Part of a data file:
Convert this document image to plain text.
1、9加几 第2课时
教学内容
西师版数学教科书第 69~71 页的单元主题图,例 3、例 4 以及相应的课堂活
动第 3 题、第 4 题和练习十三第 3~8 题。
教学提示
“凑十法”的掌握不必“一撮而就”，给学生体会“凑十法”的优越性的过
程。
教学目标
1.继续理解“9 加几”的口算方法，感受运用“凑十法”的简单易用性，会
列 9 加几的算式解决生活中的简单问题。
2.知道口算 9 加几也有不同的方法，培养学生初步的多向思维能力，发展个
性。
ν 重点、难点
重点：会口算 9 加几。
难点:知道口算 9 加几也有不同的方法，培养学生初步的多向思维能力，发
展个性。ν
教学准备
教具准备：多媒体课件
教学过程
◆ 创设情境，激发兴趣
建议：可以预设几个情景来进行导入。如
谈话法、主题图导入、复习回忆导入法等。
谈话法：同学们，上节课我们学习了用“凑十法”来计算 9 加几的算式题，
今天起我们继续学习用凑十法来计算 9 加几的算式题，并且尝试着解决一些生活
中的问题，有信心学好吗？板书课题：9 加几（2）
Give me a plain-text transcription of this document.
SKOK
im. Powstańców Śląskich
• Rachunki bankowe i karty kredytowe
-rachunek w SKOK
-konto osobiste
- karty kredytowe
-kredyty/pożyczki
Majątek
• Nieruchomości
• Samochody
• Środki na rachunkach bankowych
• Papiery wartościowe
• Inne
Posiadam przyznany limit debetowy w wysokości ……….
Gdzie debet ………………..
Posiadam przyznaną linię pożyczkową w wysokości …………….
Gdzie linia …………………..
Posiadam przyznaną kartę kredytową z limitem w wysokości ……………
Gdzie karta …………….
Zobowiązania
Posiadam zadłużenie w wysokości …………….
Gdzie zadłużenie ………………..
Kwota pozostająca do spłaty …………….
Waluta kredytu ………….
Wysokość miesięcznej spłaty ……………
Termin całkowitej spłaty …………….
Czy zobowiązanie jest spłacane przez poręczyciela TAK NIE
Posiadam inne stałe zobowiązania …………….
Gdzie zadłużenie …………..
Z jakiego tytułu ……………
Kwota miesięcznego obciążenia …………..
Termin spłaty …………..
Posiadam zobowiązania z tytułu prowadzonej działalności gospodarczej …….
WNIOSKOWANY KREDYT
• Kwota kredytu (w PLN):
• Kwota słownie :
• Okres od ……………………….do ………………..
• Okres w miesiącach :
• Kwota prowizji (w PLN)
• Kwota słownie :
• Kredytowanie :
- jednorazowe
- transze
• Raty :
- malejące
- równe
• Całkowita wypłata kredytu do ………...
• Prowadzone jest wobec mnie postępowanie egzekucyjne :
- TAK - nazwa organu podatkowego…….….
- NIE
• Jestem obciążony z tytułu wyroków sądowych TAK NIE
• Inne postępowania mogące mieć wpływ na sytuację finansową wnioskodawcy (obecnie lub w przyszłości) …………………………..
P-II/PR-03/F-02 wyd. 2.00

▶ **TASK GOAL**: In the listing above, find each line with the word "kredytu" and copy it.

▶ **WRITTEN SOLUTION**:
Waluta kredytu ………….
• Kwota kredytu (w PLN):
• Całkowita wypłata kredytu do ………...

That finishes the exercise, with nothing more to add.